
    Part of me would like that, to get these unqualified physicians and other non mental health providers who are writing for psychotropics like Pez these past 10 or so years, but also part of me is genuinely concerned that even when prescribing a medication with a clear documented efficacy for the problem in front of me, the litigation-hungry crowd will scream for blood WHEN the random chance 5% of negative outcomes come to pass.

    I am not interested in debating with the commenters who are eager to see all psychotropics tossed in the garbage heap, but those who have had positive experiences with responsible prescribing providers who give the full Risk/Benefit profiles when giving prescriptions but had a less than desireable experience with the trial medication.

    What defines culpability and just being unlucky taking a legitimate medication? And is there really just one answer, or once again we see the world of gray being doused with 55 gallon drums of black or white by narrow minded combatants?

    March 27, 2012 | 3:08 PM

    As the mom of a teen son who does take these types of meds for Bipolar 1, the biggest problems I see are how casually the doctors take prescribing psych meds. I also see a problem in how the doctors always want to increase the dose when you don’t get the desired effect from a low dose.. They never seem to think that maybe it’s just the wrong med and the undesired effect at a low dose is the primary indicator of that. Also, you almost never see a psychiatrist wanting to lower a dose or wean from a med unless the patient insists on it. Those are all problems.

§ Provided data:

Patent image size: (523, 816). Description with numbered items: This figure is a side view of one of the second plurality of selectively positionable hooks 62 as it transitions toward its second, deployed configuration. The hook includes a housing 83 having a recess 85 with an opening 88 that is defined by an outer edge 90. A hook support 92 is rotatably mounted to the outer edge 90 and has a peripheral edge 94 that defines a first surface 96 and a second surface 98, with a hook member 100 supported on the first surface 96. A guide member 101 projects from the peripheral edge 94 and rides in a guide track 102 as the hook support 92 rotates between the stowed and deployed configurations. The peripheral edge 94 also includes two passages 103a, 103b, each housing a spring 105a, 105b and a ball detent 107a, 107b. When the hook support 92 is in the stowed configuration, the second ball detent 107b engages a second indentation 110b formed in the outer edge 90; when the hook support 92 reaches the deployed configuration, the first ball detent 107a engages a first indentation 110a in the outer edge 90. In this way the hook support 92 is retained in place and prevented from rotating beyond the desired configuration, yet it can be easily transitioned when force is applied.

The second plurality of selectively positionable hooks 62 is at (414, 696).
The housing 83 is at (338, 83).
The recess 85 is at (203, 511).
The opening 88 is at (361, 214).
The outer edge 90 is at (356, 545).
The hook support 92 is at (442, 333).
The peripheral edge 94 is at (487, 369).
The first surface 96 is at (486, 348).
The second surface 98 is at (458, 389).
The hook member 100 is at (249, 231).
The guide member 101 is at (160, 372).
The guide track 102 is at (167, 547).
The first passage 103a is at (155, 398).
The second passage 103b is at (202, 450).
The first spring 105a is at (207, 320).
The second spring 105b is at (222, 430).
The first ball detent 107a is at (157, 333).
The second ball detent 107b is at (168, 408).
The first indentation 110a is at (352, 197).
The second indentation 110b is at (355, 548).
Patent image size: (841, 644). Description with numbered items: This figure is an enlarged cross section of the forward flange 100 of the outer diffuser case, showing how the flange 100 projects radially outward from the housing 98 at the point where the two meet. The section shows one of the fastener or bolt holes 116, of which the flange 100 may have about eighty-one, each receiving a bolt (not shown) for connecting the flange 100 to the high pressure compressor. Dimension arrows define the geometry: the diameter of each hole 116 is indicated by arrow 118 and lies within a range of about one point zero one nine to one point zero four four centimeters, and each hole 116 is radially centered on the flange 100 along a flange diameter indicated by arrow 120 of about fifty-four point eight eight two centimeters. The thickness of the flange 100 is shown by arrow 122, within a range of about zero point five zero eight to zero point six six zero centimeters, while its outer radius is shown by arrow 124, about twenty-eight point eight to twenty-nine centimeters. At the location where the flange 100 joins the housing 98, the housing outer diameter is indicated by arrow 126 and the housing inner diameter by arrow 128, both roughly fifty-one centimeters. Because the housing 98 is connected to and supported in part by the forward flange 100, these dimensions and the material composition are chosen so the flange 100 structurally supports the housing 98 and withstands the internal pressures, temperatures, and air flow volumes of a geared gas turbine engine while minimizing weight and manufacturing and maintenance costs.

§ Exercise 1:
In the comments on psychiatric prescribing, what condition does the teen son take medication for?
§ Exercise 2:
Duplicate the passage in the comments on psychiatric prescribing, starting at "Part of me would" and ending at "the trial medication.".

§ Task answer 1:
Bipolar 1

§ Task answer 2:
Part of me would like that, to get these unqualified physicians and other non mental health providers who are writing for psychotropics like Pez these past 10 or so years, but also part of me is genuinely concerned that even when prescribing a medication with a clear documented efficacy for the problem in front of me, the litigation-hungry crowd will scream for blood WHEN the random chance 5% of negative outcomes come to pass.

    I am not interested in debating with the commenters who are eager to see all psychotropics tossed in the garbage heap, but those who have had positive experiences with responsible prescribing providers who give the full Risk/Benefit profiles when giving prescriptions but had a less than desireable experience with the trial medication.